>> START Listed records
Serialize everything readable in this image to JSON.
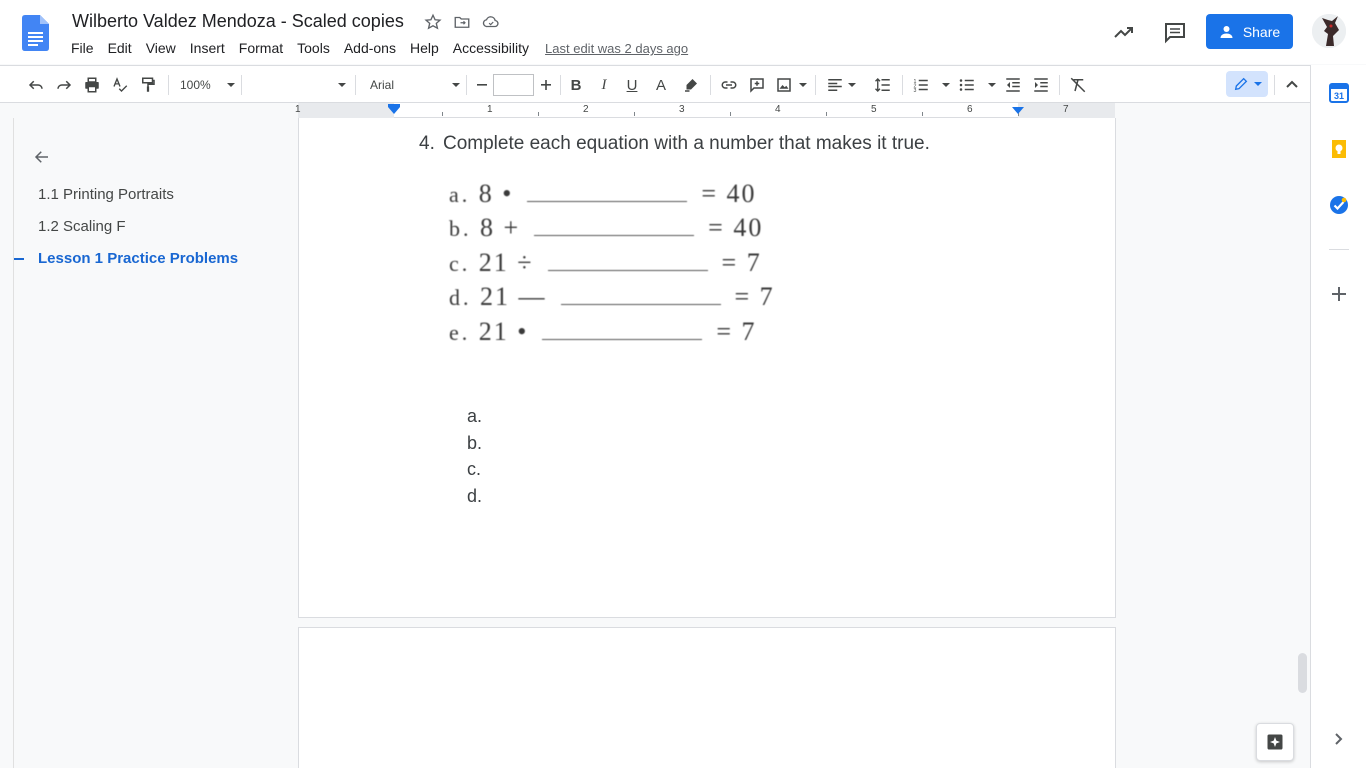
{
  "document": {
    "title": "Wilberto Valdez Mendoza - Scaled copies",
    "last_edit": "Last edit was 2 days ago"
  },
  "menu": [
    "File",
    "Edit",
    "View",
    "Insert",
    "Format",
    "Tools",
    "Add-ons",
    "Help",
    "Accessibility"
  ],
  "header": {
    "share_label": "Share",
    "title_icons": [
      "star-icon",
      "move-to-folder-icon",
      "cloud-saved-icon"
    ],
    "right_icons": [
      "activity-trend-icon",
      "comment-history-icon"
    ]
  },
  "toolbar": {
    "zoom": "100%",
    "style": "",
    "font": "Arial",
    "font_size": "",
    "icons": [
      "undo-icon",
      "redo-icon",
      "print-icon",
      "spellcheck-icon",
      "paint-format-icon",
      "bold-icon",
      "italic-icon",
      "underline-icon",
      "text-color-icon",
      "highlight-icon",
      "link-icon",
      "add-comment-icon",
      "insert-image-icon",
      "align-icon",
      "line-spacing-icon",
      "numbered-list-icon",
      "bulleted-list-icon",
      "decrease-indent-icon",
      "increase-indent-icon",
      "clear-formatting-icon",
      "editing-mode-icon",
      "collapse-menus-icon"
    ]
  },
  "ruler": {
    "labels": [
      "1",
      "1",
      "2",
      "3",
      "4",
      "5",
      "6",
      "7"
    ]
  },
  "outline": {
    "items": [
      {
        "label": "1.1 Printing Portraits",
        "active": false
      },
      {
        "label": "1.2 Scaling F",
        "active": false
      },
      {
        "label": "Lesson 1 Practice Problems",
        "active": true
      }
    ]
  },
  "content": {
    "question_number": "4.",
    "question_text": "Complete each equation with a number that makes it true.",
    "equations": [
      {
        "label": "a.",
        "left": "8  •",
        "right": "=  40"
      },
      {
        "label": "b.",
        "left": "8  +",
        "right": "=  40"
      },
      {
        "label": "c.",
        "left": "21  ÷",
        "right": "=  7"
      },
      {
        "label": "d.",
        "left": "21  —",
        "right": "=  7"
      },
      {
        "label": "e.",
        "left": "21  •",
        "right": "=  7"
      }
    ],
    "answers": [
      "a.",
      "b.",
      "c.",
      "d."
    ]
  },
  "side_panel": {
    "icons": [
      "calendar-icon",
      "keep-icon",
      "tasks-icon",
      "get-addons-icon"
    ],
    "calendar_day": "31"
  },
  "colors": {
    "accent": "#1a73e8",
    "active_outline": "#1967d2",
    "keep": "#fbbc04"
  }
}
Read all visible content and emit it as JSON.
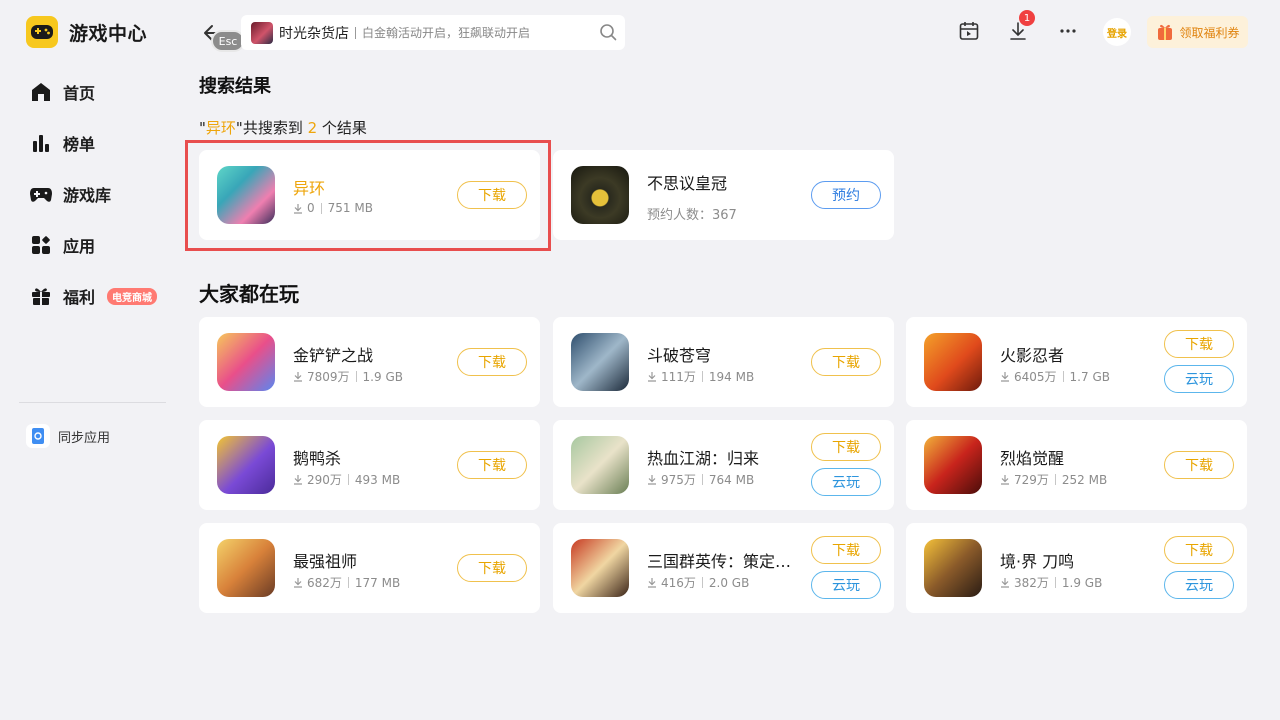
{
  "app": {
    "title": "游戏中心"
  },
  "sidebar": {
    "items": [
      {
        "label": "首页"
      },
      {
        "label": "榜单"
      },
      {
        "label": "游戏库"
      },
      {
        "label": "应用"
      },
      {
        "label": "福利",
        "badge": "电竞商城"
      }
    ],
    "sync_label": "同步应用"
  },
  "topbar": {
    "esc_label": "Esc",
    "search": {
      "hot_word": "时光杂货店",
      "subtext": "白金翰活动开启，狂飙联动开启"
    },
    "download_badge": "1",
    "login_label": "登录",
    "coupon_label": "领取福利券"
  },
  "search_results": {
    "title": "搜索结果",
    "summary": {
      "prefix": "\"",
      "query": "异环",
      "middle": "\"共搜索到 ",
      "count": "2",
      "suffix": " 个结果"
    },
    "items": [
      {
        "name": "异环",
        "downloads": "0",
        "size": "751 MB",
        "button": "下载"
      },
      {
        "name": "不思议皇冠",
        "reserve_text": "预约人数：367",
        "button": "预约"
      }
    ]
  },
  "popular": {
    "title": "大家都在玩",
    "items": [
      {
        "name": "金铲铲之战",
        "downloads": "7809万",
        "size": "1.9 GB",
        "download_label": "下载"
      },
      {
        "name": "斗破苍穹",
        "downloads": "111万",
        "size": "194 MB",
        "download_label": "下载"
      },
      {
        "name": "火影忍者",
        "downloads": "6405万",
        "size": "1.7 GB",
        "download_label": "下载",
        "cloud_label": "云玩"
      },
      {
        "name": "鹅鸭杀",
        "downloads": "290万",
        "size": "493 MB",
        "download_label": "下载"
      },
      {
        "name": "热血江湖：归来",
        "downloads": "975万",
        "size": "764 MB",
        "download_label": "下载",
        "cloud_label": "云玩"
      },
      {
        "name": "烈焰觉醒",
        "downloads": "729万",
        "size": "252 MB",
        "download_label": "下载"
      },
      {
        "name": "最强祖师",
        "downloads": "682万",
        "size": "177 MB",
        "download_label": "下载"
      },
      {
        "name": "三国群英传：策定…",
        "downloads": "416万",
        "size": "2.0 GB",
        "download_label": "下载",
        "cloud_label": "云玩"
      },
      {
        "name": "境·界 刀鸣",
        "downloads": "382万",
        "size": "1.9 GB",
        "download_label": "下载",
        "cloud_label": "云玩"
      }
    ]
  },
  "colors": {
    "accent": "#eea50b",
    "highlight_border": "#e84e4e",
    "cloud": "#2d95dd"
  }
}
>> END Listed records
>> START Listed records
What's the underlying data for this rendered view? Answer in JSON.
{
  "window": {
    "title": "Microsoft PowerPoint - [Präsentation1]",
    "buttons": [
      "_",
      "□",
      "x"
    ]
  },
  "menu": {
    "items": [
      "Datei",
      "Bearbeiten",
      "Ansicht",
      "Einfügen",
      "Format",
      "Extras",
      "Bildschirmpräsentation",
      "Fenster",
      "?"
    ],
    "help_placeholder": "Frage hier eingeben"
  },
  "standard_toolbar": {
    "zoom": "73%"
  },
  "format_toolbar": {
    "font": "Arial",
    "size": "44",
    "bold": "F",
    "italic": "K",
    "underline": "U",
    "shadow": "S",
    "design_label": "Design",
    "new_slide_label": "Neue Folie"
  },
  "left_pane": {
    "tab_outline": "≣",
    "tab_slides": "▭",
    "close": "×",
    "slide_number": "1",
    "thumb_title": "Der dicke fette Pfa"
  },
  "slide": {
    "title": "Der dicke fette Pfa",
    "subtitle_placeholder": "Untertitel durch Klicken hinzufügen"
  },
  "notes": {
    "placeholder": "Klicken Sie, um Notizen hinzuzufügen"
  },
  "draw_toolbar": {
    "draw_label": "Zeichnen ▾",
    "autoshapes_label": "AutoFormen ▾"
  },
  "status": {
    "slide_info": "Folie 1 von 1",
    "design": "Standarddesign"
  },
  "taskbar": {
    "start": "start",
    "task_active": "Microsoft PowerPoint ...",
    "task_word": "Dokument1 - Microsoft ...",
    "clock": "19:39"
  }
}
>> END Listed records
**Written task:**
Pull every line containing the word "Klicken" out of the material.

**Exercise answer:**
    "subtitle_placeholder": "Untertitel durch Klicken hinzufügen"
    "placeholder": "Klicken Sie, um Notizen hinzuzufügen"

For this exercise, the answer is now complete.